> **Requirement**
Select every line below containing the word "subtitle".

> **Input data**
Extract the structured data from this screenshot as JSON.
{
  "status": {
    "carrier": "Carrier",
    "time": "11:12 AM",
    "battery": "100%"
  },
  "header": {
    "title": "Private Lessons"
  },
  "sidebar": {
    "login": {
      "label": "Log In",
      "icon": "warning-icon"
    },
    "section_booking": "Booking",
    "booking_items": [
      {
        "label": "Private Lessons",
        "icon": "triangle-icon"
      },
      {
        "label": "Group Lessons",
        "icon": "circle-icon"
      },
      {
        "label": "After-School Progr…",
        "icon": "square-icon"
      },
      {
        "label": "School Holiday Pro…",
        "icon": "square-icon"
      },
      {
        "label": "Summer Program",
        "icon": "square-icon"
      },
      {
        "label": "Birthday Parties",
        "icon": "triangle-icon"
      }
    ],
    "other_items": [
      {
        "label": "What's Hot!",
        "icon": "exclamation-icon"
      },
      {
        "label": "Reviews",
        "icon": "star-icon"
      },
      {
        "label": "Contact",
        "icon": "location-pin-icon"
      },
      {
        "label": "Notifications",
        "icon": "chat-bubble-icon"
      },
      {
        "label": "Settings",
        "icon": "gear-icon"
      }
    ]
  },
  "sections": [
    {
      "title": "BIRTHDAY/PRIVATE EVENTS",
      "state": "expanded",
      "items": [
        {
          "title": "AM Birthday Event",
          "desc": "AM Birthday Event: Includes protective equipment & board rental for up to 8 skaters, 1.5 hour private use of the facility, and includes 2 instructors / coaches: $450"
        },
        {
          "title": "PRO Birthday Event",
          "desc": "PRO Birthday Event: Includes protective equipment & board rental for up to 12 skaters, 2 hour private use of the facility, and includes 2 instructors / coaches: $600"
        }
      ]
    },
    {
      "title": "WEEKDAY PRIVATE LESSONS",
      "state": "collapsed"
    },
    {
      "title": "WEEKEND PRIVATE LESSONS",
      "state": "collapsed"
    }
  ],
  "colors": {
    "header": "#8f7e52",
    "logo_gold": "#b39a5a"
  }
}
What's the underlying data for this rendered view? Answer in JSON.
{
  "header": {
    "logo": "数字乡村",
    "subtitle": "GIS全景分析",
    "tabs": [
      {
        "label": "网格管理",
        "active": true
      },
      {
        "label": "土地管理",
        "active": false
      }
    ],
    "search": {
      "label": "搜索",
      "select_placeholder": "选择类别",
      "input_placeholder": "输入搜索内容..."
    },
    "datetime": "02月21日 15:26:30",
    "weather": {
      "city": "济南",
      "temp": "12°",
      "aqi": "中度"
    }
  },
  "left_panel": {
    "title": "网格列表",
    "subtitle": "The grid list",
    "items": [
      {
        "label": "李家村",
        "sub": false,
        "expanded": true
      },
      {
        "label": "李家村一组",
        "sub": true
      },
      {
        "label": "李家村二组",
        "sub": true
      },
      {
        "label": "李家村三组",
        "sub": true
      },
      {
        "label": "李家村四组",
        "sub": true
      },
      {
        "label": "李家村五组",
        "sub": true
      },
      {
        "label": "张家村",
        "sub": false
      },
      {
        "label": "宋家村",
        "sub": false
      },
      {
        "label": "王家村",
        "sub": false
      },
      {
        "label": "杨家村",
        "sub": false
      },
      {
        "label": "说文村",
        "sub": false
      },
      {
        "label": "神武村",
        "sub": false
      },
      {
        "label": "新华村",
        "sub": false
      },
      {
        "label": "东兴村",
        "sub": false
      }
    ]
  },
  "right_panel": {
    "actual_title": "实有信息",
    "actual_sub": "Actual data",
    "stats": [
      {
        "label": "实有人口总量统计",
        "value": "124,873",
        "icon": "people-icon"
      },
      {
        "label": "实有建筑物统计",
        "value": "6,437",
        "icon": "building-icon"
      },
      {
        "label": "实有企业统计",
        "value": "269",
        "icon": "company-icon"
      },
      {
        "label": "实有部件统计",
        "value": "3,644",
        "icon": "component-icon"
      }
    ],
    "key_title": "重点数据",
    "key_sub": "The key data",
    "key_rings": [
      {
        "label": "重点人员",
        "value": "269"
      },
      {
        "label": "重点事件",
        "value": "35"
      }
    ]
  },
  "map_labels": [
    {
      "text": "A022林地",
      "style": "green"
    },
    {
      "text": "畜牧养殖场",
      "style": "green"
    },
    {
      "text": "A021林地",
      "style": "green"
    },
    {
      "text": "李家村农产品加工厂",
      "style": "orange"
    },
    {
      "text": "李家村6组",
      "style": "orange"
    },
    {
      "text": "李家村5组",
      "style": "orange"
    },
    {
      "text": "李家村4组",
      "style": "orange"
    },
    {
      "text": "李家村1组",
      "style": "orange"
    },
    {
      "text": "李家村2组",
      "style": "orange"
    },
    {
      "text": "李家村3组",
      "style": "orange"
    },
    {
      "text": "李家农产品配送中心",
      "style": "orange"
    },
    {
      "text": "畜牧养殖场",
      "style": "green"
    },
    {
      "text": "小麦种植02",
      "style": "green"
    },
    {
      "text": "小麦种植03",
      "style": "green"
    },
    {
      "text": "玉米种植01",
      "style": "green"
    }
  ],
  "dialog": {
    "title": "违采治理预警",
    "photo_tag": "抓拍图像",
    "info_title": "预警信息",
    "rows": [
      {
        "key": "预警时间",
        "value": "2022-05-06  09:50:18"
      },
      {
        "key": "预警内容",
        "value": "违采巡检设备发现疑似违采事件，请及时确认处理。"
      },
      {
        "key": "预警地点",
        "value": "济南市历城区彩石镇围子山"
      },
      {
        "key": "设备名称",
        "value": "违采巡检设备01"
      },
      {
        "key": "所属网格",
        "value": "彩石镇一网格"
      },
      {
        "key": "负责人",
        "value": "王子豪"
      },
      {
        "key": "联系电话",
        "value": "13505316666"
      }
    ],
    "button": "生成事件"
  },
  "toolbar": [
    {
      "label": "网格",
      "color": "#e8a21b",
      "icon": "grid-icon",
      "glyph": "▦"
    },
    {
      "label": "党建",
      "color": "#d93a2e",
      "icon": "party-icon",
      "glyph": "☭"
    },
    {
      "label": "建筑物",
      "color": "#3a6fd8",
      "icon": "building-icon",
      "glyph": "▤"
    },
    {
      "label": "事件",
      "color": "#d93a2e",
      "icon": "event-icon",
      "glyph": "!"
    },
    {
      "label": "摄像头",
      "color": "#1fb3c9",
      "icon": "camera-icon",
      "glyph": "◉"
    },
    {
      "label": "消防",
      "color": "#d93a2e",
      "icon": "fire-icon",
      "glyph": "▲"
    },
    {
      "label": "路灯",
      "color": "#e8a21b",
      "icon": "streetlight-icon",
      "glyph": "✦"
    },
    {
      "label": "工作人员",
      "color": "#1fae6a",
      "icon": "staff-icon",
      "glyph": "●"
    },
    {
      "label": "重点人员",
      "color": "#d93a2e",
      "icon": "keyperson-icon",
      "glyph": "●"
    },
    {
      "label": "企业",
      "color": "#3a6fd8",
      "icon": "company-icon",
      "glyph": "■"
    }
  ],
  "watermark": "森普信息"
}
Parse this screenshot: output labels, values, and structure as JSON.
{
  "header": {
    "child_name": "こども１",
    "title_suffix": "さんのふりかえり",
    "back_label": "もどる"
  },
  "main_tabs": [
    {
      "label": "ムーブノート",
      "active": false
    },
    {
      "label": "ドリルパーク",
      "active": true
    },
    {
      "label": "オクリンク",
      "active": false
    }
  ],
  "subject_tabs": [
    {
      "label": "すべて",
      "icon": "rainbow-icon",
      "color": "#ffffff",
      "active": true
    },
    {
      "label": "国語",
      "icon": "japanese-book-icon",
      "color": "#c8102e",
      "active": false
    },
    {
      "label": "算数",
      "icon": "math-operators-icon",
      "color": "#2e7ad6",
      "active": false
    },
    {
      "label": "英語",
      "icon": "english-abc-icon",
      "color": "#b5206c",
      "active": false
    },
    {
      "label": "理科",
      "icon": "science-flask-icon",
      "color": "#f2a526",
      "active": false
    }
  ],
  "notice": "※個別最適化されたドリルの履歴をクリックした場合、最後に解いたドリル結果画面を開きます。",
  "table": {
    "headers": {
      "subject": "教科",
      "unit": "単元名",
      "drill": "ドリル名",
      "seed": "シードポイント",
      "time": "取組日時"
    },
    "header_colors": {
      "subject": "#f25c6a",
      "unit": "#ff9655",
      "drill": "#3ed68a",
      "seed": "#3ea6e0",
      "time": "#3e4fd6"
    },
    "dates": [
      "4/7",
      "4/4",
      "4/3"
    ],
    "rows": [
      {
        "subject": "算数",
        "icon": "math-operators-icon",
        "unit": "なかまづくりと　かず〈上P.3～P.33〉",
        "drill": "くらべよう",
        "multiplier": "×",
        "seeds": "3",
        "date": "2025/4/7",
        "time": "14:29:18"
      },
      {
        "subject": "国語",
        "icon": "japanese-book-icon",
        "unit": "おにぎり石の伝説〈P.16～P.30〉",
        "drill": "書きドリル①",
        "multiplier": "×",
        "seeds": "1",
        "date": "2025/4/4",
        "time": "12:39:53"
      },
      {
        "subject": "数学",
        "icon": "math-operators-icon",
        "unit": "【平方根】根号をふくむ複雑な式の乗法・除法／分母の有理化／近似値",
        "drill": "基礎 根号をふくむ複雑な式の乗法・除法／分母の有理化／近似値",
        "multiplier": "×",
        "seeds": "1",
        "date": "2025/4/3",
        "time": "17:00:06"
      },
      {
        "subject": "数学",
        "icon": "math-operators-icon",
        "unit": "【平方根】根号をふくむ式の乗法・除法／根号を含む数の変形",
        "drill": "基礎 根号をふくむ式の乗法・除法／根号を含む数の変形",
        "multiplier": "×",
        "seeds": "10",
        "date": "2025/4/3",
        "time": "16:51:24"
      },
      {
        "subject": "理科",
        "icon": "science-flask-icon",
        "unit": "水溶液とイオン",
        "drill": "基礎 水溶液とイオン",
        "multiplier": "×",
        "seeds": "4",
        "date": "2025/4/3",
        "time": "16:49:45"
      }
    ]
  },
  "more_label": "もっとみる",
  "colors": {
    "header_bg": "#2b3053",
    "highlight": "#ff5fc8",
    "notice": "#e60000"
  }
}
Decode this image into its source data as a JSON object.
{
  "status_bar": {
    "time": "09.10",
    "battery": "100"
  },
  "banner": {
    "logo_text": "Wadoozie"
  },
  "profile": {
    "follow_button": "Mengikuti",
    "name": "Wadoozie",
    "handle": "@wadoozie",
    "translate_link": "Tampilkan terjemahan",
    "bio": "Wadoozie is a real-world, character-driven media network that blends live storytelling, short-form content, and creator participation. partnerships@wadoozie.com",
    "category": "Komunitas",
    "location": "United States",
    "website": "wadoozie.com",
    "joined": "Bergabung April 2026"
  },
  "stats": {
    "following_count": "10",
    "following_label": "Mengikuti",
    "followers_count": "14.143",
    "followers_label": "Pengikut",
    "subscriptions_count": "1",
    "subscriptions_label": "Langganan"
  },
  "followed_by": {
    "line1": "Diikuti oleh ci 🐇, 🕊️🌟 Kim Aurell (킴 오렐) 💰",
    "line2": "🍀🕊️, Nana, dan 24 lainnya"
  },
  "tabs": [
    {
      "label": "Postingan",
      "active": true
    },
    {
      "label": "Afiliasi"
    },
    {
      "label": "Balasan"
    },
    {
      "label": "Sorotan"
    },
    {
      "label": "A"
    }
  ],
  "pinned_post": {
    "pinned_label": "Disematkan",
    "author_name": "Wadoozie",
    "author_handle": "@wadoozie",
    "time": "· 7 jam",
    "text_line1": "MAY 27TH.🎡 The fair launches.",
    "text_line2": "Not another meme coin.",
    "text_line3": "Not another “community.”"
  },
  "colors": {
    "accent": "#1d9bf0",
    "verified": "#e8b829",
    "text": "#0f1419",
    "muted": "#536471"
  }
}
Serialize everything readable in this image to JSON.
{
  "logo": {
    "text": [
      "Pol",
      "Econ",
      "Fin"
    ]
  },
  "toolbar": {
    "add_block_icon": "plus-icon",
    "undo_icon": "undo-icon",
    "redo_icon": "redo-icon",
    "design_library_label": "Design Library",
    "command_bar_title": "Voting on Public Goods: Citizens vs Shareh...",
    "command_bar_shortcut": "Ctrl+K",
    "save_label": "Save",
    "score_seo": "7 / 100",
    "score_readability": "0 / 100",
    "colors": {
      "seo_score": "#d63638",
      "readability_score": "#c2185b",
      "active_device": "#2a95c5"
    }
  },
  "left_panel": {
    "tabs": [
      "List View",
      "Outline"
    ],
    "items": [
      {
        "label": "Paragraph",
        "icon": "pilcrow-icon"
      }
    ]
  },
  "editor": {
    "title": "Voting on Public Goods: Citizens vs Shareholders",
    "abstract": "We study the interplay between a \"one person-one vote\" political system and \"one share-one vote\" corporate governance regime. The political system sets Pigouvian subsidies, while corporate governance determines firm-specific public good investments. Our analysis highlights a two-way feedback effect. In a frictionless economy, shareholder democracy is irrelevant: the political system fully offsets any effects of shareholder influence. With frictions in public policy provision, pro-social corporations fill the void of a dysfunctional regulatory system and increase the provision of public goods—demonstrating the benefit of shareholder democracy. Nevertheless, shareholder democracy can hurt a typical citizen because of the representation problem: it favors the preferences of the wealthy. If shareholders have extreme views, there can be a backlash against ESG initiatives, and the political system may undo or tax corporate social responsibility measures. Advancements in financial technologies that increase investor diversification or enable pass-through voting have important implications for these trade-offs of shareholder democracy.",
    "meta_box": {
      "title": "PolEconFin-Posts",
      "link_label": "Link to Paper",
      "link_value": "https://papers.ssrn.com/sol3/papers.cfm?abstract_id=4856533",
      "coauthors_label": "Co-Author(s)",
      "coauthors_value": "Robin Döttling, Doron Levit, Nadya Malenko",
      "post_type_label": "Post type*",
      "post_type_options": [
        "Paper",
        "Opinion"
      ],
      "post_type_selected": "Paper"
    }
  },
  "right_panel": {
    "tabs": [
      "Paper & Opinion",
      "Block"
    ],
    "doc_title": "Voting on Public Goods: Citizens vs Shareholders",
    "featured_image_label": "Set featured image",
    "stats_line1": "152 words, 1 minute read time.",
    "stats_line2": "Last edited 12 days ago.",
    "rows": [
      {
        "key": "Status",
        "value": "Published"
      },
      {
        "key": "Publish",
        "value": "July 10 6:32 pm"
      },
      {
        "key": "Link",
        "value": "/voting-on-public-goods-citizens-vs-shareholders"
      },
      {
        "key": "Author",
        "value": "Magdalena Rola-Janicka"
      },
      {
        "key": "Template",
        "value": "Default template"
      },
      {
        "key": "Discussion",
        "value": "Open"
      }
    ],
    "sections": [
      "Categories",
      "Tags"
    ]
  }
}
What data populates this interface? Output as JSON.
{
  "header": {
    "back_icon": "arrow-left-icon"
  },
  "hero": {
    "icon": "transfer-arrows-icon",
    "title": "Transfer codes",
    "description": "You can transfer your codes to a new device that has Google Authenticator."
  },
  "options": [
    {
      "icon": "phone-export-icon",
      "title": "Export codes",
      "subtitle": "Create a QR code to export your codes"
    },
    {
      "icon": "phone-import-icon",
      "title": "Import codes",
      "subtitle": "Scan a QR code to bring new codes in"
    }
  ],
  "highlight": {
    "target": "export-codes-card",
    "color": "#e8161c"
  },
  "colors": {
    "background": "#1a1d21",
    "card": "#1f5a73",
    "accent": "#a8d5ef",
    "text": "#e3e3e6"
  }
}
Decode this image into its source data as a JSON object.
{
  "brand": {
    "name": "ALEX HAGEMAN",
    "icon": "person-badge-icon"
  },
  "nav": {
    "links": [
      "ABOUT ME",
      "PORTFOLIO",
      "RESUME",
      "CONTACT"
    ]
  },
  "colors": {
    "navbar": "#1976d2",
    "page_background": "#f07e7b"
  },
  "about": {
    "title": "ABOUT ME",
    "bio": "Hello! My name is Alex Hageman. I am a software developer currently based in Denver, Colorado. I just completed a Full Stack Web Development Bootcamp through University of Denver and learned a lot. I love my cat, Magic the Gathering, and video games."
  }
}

> **Finished answer**
    "subtitle": "GIS全景分析",
    "subtitle": "The grid list",
      "subtitle": "Create a QR code to export your codes"
      "subtitle": "Scan a QR code to bring new codes in"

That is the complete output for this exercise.